TO DO> Show every line in the records below that contains the word "this".

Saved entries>
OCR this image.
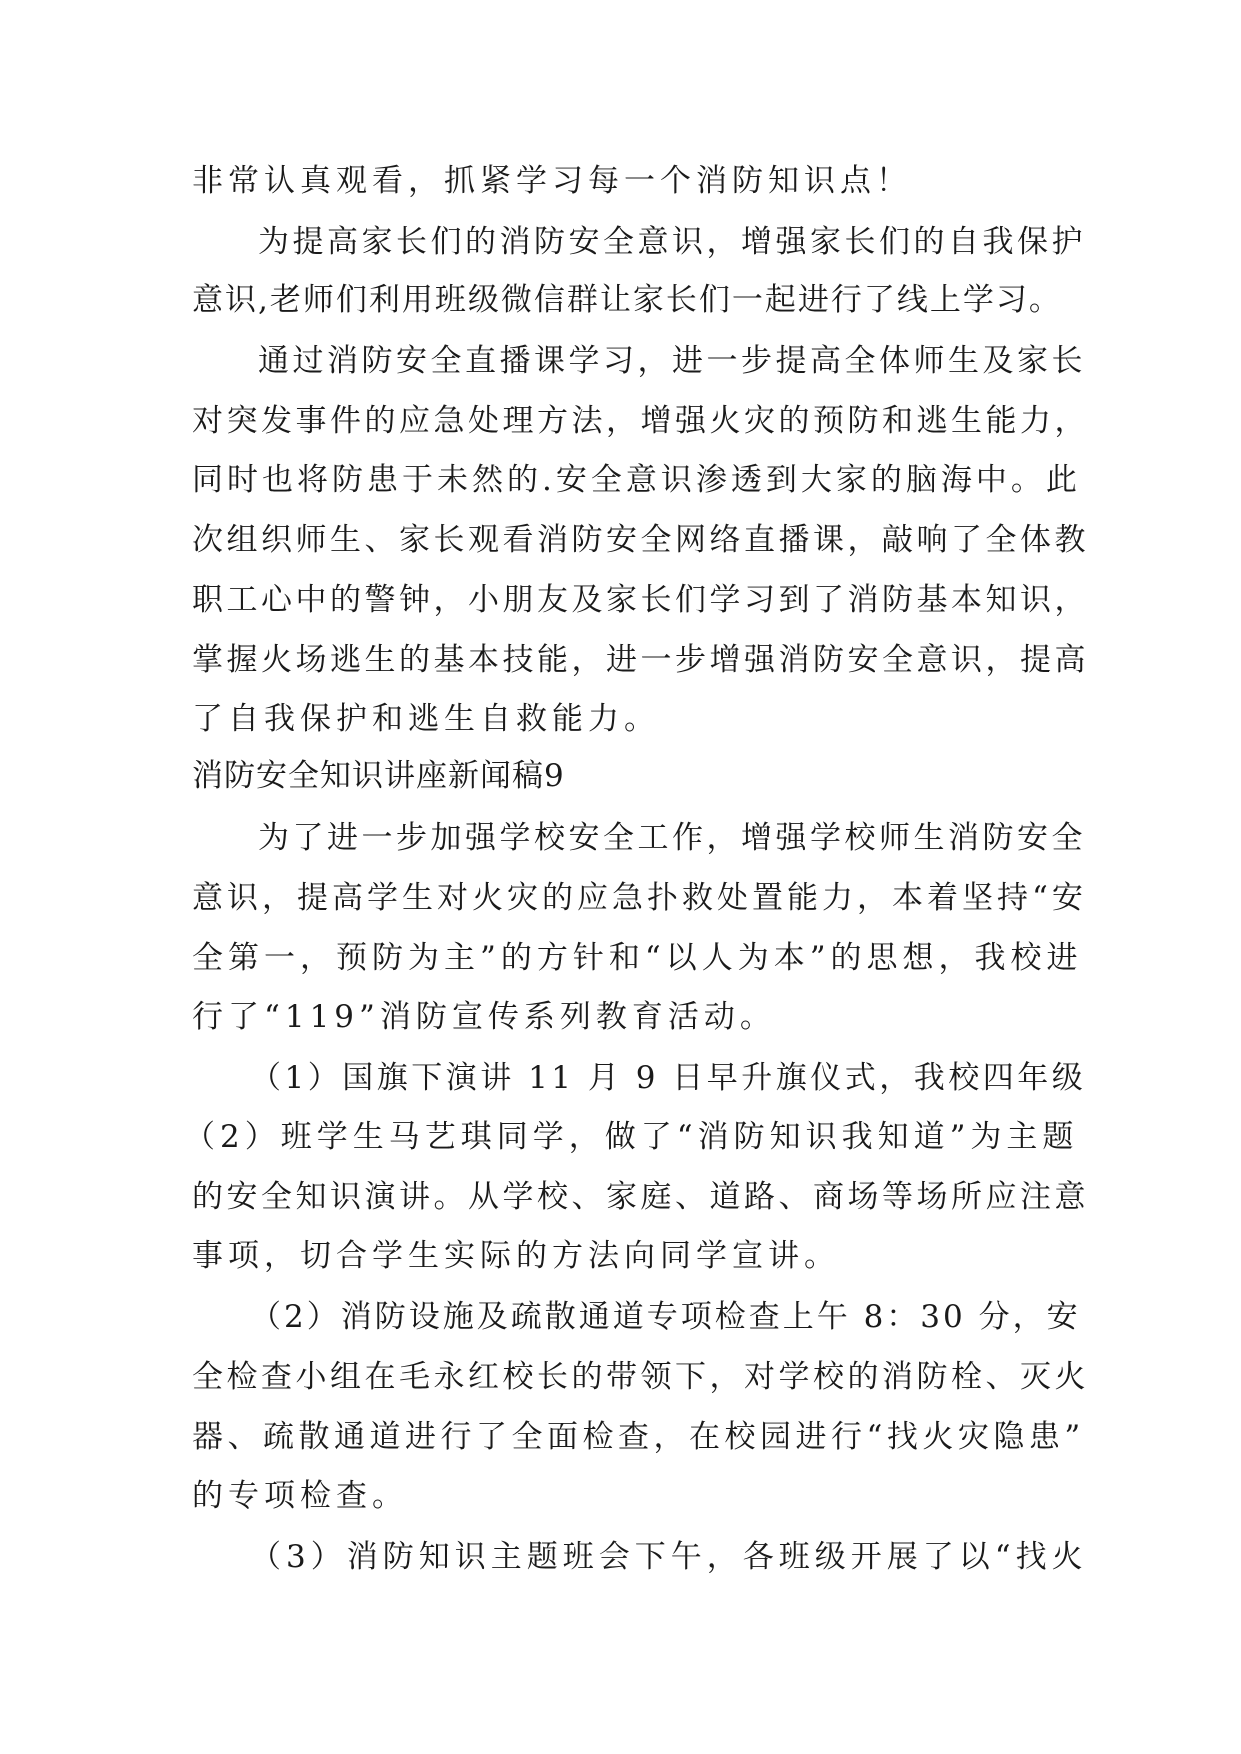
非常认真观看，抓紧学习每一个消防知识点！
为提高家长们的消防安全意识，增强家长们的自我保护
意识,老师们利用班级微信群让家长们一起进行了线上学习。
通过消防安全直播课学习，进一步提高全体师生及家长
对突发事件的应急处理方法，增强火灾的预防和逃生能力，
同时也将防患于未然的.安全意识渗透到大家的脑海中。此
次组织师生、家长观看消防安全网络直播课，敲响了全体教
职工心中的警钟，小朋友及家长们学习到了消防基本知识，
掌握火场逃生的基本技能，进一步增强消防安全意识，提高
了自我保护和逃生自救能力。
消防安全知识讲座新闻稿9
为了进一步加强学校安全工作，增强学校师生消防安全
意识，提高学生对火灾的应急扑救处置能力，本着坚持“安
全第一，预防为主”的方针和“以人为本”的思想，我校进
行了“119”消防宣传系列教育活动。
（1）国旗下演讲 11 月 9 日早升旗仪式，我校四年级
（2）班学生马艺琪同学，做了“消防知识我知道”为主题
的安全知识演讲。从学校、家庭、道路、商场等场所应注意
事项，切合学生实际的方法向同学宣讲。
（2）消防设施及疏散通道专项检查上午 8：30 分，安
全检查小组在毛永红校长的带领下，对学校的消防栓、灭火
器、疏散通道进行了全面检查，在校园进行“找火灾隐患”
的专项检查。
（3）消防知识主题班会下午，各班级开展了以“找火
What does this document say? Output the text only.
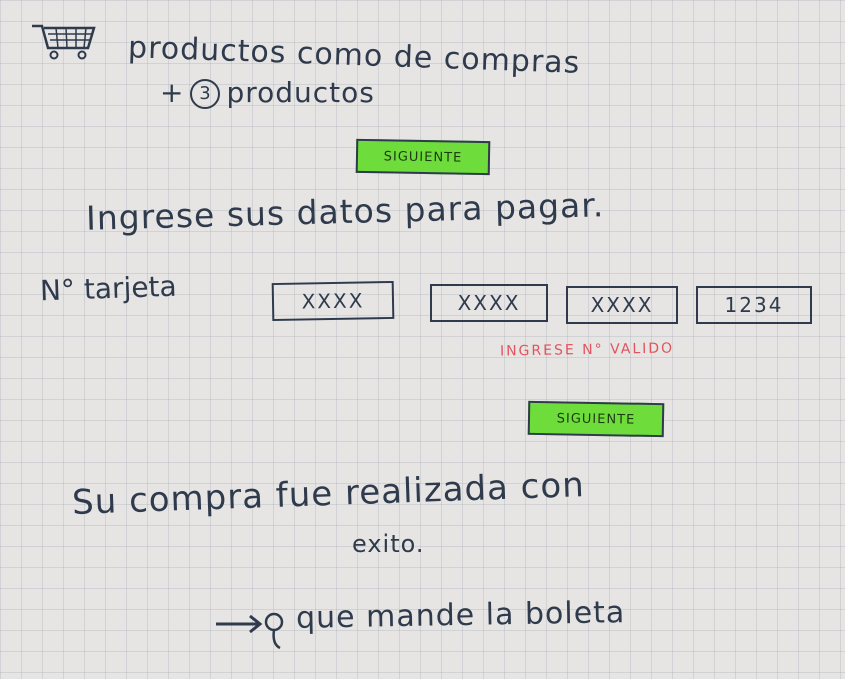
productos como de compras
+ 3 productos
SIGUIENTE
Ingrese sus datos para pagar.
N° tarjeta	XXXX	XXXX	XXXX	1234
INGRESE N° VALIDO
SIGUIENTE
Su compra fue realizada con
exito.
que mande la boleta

TASK RESPONSE>
OCR this image.
What does this document say? Output the text only.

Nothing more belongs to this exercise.